GIVEN EXERCISE. Every entry must be copied word for word.

--- start of LISTED ENTRIES ---

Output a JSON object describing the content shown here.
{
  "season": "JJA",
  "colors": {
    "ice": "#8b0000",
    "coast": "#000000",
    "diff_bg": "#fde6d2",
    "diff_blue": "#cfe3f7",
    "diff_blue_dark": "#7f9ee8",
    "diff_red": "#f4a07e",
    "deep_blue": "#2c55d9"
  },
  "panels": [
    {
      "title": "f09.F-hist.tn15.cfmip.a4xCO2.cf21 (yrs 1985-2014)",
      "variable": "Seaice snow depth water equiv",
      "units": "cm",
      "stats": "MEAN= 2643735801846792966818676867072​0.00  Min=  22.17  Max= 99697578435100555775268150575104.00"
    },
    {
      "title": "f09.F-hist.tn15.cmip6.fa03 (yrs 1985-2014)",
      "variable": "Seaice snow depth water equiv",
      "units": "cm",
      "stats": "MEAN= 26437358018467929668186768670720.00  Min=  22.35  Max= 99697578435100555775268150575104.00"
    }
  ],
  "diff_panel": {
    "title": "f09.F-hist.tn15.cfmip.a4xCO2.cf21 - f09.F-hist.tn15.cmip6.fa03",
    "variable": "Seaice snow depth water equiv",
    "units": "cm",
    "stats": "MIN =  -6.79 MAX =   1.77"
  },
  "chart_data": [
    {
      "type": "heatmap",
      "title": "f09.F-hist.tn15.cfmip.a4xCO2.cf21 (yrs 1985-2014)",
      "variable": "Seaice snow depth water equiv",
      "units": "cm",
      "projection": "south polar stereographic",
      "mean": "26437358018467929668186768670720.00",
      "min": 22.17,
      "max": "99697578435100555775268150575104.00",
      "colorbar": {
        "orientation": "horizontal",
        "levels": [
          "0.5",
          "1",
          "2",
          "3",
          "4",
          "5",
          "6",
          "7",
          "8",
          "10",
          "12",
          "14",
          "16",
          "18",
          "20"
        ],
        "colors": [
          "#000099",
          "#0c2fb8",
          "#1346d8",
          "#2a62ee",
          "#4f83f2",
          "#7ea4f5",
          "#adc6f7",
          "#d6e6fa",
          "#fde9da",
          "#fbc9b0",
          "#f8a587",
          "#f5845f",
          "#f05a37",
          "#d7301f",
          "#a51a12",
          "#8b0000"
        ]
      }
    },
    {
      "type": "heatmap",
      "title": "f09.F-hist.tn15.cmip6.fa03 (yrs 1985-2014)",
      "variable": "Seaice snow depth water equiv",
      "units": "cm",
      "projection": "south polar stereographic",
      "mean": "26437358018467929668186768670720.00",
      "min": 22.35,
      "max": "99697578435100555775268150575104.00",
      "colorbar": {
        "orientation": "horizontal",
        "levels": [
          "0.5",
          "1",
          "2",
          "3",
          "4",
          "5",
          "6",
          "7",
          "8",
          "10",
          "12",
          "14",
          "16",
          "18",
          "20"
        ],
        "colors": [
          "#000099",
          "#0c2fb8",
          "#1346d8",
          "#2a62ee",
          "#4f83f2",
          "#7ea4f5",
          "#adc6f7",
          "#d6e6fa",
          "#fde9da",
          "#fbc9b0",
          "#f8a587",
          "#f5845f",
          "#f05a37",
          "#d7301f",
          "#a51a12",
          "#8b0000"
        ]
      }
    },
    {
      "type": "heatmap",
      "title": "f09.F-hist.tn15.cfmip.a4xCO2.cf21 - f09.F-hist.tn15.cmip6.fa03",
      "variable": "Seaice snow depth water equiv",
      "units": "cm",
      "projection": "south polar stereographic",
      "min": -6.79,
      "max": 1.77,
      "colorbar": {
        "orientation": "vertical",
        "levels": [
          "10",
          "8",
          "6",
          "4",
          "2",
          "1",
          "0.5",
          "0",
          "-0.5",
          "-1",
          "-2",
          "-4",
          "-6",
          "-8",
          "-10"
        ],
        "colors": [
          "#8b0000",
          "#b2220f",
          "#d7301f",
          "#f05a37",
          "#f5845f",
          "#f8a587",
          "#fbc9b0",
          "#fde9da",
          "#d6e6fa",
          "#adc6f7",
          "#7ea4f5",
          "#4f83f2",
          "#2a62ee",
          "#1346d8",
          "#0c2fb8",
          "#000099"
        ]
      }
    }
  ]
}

--- end of LISTED ENTRIES ---

THE OUTPUT.
Output a JSON object describing the content shown here.
{
  "season": "JJA",
  "colors": {
    "ice": "#8b0000",
    "coast": "#000000",
    "diff_bg": "#fde6d2",
    "diff_blue": "#cfe3f7",
    "diff_blue_dark": "#7f9ee8",
    "diff_red": "#f4a07e",
    "deep_blue": "#2c55d9"
  },
  "panels": [
    {
      "title": "f09.F-hist.tn15.cfmip.a4xCO2.cf21 (yrs 1985-2014)",
      "variable": "Seaice snow depth water equiv",
      "units": "cm",
      "stats": "MEAN= 2643735801846792966818676867072​0.00  Min=  22.17  Max= 99697578435100555775268150575104.00"
    },
    {
      "title": "f09.F-hist.tn15.cmip6.fa03 (yrs 1985-2014)",
      "variable": "Seaice snow depth water equiv",
      "units": "cm",
      "stats": "MEAN= 26437358018467929668186768670720.00  Min=  22.35  Max= 99697578435100555775268150575104.00"
    }
  ],
  "diff_panel": {
    "title": "f09.F-hist.tn15.cfmip.a4xCO2.cf21 - f09.F-hist.tn15.cmip6.fa03",
    "variable": "Seaice snow depth water equiv",
    "units": "cm",
    "stats": "MIN =  -6.79 MAX =   1.77"
  },
  "chart_data": [
    {
      "type": "heatmap",
      "title": "f09.F-hist.tn15.cfmip.a4xCO2.cf21 (yrs 1985-2014)",
      "variable": "Seaice snow depth water equiv",
      "units": "cm",
      "projection": "south polar stereographic",
      "mean": "26437358018467929668186768670720.00",
      "min": 22.17,
      "max": "99697578435100555775268150575104.00",
      "colorbar": {
        "orientation": "horizontal",
        "levels": [
          "0.5",
          "1",
          "2",
          "3",
          "4",
          "5",
          "6",
          "7",
          "8",
          "10",
          "12",
          "14",
          "16",
          "18",
          "20"
        ],
        "colors": [
          "#000099",
          "#0c2fb8",
          "#1346d8",
          "#2a62ee",
          "#4f83f2",
          "#7ea4f5",
          "#adc6f7",
          "#d6e6fa",
          "#fde9da",
          "#fbc9b0",
          "#f8a587",
          "#f5845f",
          "#f05a37",
          "#d7301f",
          "#a51a12",
          "#8b0000"
        ]
      }
    },
    {
      "type": "heatmap",
      "title": "f09.F-hist.tn15.cmip6.fa03 (yrs 1985-2014)",
      "variable": "Seaice snow depth water equiv",
      "units": "cm",
      "projection": "south polar stereographic",
      "mean": "26437358018467929668186768670720.00",
      "min": 22.35,
      "max": "99697578435100555775268150575104.00",
      "colorbar": {
        "orientation": "horizontal",
        "levels": [
          "0.5",
          "1",
          "2",
          "3",
          "4",
          "5",
          "6",
          "7",
          "8",
          "10",
          "12",
          "14",
          "16",
          "18",
          "20"
        ],
        "colors": [
          "#000099",
          "#0c2fb8",
          "#1346d8",
          "#2a62ee",
          "#4f83f2",
          "#7ea4f5",
          "#adc6f7",
          "#d6e6fa",
          "#fde9da",
          "#fbc9b0",
          "#f8a587",
          "#f5845f",
          "#f05a37",
          "#d7301f",
          "#a51a12",
          "#8b0000"
        ]
      }
    },
    {
      "type": "heatmap",
      "title": "f09.F-hist.tn15.cfmip.a4xCO2.cf21 - f09.F-hist.tn15.cmip6.fa03",
      "variable": "Seaice snow depth water equiv",
      "units": "cm",
      "projection": "south polar stereographic",
      "min": -6.79,
      "max": 1.77,
      "colorbar": {
        "orientation": "vertical",
        "levels": [
          "10",
          "8",
          "6",
          "4",
          "2",
          "1",
          "0.5",
          "0",
          "-0.5",
          "-1",
          "-2",
          "-4",
          "-6",
          "-8",
          "-10"
        ],
        "colors": [
          "#8b0000",
          "#b2220f",
          "#d7301f",
          "#f05a37",
          "#f5845f",
          "#f8a587",
          "#fbc9b0",
          "#fde9da",
          "#d6e6fa",
          "#adc6f7",
          "#7ea4f5",
          "#4f83f2",
          "#2a62ee",
          "#1346d8",
          "#0c2fb8",
          "#000099"
        ]
      }
    }
  ]
}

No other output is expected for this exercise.